Challenge » Please retype the data in full and exactly; the pictures are not part of the copy.

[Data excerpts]
****************
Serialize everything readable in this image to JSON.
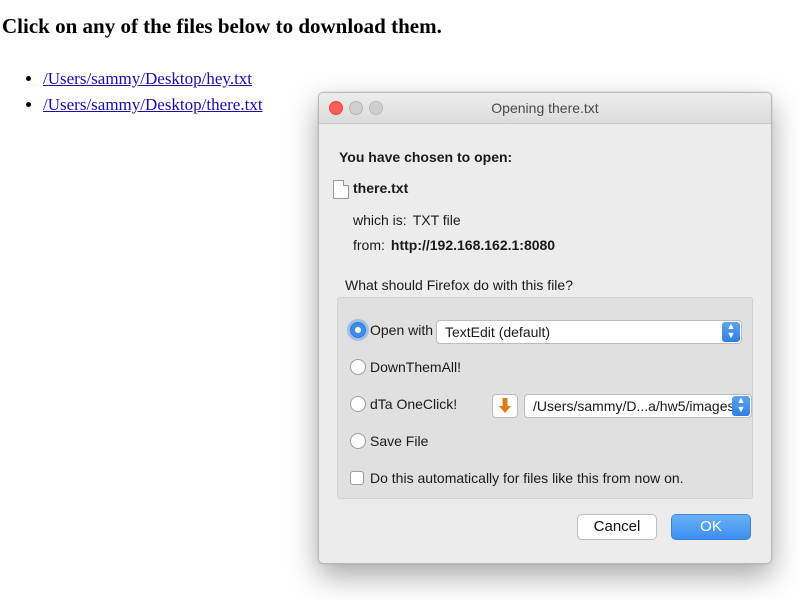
{
  "page": {
    "heading": "Click on any of the files below to download them.",
    "files": [
      "/Users/sammy/Desktop/hey.txt",
      "/Users/sammy/Desktop/there.txt"
    ]
  },
  "dialog": {
    "title": "Opening there.txt",
    "chosen_label": "You have chosen to open:",
    "file_name": "there.txt",
    "which_is_label": "which is:",
    "which_is_value": "TXT file",
    "from_label": "from:",
    "from_value": "http://192.168.162.1:8080",
    "question": "What should Firefox do with this file?",
    "options": {
      "open_with": {
        "label": "Open with",
        "selected_app": "TextEdit (default)",
        "checked": true
      },
      "downthemall": {
        "label": "DownThemAll!",
        "checked": false
      },
      "dta_oneclick": {
        "label": "dTa OneClick!",
        "path": "/Users/sammy/D...a/hw5/images/",
        "checked": false
      },
      "save_file": {
        "label": "Save File",
        "checked": false
      }
    },
    "auto_checkbox": {
      "label": "Do this automatically for files like this from now on.",
      "checked": false
    },
    "buttons": {
      "cancel": "Cancel",
      "ok": "OK"
    }
  },
  "colors": {
    "accent": "#3d8ee8",
    "close_button": "#fc5f57",
    "link": "#1a0dab",
    "arrow_icon": "#e07b1a"
  }
}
****************
Finished task »
Serialize everything readable in this image to JSON.
{
  "page": {
    "heading": "Click on any of the files below to download them.",
    "files": [
      "/Users/sammy/Desktop/hey.txt",
      "/Users/sammy/Desktop/there.txt"
    ]
  },
  "dialog": {
    "title": "Opening there.txt",
    "chosen_label": "You have chosen to open:",
    "file_name": "there.txt",
    "which_is_label": "which is:",
    "which_is_value": "TXT file",
    "from_label": "from:",
    "from_value": "http://192.168.162.1:8080",
    "question": "What should Firefox do with this file?",
    "options": {
      "open_with": {
        "label": "Open with",
        "selected_app": "TextEdit (default)",
        "checked": true
      },
      "downthemall": {
        "label": "DownThemAll!",
        "checked": false
      },
      "dta_oneclick": {
        "label": "dTa OneClick!",
        "path": "/Users/sammy/D...a/hw5/images/",
        "checked": false
      },
      "save_file": {
        "label": "Save File",
        "checked": false
      }
    },
    "auto_checkbox": {
      "label": "Do this automatically for files like this from now on.",
      "checked": false
    },
    "buttons": {
      "cancel": "Cancel",
      "ok": "OK"
    }
  },
  "colors": {
    "accent": "#3d8ee8",
    "close_button": "#fc5f57",
    "link": "#1a0dab",
    "arrow_icon": "#e07b1a"
  }
}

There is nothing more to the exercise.